> _BRIEF 1_
In the interview transcript, why does the speaker say he would tell his younger self to slow down? Answer in one to three sentences.
> _BRIEF 2_
Translate this sentence from the interview transcript into Spanish: "I took ownership for things that didn't belong to me."
> _BRIEF 3_
Continue the interview transcript after its last line, keeping the same question-and-answer form.

> _DOCUMENT TEXT_

I remember I left my apartment one day and I was walking down the street over by where Clay Pot used to be. I was walking around there, and I was just praying. I was in deep prayer. Just a desperate kind of praying, and I’ve been praying for quite some time.

What do you qualify as desperate praying? I love that term.

I think everyone probably knows that.

I think you’re right. Everyone does.

Everybody understands that there’s maybe your everyday prayer and there’s the needy prayer and the hopeful prayers. Then I think maybe that desperate praying where your life might feel like it’s falling apart. You’re unable — you’re not sure what to do.

Before we started talking, you described yourself as generally a happy person. I’ve picked up on that just from the little time that we’re together. Do you think your colleagues, your peers, other students that you were working with in this period of time, would they have described you as a happy person? Were you putting on this air, were you putting on a different sort of wardrobe to go into public than you were in private? Keeping that happiness out there meanwhile in turmoil underneath?

I think we all have to do that in a level of self-protection. At that time, I had too much on my plate. I was dealing with too much. I was realizing that, but I didn’t know until it was too late. Until I was already knee deep in it. It was coming on and I just didn’t know. But I was putting up my defense mechanism of, ‘Oh, everything is fine,’ but it clearly wasn’t.

Dr. Odajim and his wife, Becky, and their children Katelyn and Trenton on the occasion of their son Grayson’s high school graduation. 

Let’s imagine that you now are walking behind that kid who is maybe half a block ahead of you and is praying in desperation. What do you walk up to that kid… what do you come beside that kid and say? What’s that lesson that from 20 years down the road you’d want that younger Isaiah to know?

I think it’s: Take a gut check and understand what’s in your control and what’s out of your control. Then: Trust in the Lord. I mean, I think back then I just felt like I had to take care of all these things when in fact I just had really little. I took ownership for things that didn’t belong to me. Yeah. I would tell him that and to slow down, slow down. I was in such a rush to be the very best, I was in such a rush to fix my problems.

> _EXCERPTED DATA_
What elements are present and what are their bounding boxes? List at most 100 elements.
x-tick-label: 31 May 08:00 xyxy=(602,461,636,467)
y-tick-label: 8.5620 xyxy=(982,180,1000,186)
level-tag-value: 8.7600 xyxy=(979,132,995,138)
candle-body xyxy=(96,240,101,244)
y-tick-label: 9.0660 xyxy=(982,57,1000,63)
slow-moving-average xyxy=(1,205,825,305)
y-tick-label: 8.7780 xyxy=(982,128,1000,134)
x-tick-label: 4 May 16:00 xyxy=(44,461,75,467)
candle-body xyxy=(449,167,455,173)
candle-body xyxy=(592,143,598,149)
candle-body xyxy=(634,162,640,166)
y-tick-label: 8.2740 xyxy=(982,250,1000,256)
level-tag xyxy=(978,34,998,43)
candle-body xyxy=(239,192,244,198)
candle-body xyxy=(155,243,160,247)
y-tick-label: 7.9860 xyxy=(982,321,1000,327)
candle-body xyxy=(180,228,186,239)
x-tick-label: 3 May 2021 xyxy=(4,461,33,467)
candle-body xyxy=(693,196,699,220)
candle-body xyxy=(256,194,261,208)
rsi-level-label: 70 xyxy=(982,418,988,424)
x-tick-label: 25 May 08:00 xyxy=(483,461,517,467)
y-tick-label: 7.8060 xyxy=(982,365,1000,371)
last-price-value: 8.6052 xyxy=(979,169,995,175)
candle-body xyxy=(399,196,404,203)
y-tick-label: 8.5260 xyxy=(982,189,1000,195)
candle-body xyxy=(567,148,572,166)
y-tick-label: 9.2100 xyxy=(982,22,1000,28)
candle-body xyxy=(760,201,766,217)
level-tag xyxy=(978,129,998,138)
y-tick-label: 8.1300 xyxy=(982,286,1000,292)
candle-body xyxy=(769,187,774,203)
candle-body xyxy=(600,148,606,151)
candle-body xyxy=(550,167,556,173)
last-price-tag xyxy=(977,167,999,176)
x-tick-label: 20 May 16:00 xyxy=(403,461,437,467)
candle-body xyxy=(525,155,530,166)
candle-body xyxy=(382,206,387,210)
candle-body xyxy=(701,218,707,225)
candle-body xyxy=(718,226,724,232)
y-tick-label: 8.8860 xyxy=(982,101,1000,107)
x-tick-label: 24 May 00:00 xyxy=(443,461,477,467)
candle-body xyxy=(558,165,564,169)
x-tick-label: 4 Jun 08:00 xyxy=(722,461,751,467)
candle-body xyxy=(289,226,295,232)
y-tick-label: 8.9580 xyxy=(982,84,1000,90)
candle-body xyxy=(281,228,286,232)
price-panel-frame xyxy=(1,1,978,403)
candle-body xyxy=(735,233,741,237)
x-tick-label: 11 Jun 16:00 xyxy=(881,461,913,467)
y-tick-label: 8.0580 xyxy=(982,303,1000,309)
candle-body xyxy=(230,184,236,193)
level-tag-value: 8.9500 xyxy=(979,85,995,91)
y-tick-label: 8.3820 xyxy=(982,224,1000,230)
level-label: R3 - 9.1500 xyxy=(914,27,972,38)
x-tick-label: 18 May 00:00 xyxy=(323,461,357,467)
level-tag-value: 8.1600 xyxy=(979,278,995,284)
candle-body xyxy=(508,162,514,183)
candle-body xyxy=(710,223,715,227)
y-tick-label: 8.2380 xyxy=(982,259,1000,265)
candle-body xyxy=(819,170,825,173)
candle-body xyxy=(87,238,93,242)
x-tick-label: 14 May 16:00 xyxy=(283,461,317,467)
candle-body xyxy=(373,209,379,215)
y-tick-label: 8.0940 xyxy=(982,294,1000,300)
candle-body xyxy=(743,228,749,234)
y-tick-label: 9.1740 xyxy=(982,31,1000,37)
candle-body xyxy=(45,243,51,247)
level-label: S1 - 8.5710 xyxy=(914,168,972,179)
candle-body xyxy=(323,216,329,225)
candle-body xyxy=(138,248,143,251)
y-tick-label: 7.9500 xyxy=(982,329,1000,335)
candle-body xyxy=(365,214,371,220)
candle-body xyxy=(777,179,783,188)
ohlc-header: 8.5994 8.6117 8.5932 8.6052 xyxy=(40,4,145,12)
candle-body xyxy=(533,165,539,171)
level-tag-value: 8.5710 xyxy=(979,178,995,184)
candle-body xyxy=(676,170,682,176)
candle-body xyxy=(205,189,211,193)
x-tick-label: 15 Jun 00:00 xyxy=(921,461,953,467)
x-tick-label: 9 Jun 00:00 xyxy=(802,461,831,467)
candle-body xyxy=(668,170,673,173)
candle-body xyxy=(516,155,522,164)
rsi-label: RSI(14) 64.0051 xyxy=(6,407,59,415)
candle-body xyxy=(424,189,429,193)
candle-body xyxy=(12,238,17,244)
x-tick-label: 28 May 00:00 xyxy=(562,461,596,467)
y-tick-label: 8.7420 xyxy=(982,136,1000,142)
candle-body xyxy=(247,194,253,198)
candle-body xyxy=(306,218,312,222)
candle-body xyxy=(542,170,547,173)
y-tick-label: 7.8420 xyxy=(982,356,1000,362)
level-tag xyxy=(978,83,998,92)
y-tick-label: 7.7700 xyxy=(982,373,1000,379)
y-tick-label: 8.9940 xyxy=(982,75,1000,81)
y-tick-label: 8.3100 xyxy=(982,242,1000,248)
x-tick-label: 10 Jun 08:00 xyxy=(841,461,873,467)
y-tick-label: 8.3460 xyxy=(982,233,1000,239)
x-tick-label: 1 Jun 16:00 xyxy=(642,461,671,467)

> _EXERCISE OUTPUT 1_
He was in such a rush to be the very best and to fix his problems. He also took ownership of things that didn't belong to him, when in fact he had very little to take care of.

> _EXERCISE OUTPUT 2_
Asumí la responsabilidad de cosas que no me correspondían.

> _EXERCISE OUTPUT 3_
I felt like I owned my problems. Like I knew where my faults were, and I knew what issues I had. It’s funny now. The incredible amount of arrogance to think back then that I thought I knew what I needed to know, and obviously only time tells and lets you know that. But I just felt like I knew what my issues were that I needed to fix. I was just off target.

What did you learn from that experience? How do you think you apply those lessons now in your work and life?

One of the things that I think I’ve learned along the way, that I think my students value is: Don’t be afraid to be vulnerable. The students that are coming up now, they’re knee deep in that whole thing of anxiety and depression and all that. I think one of the reasons why I’m here, one of the reasons I think why God has placed me in this specific place, is so that I can continuously share my stories and to let them know. I think I try to be open and vulnerable with them about things that are challenging in my life and things that have been challenging, and how I deal with them. I try to pass that on just so that they understand they’re not alone. It’s been really wonderful to do that within our community because I have students who are just absolutely amazing. 

One of the most important things I have done is I know that God has placed students at my doorstep, at my office, who wouldn’t go to anyone else. I’ve counseled and been a mentor and been a person of trust for, it seems like every year there’s someone who I wasn’t expecting who was just in turmoil and just in great agony and who needed… they start talking and I can tell immediately, ‘Oh, they need to hear my past story of this moment.’ It’s like, I know immediately that was not by accident. It happened and they needed it right then and there.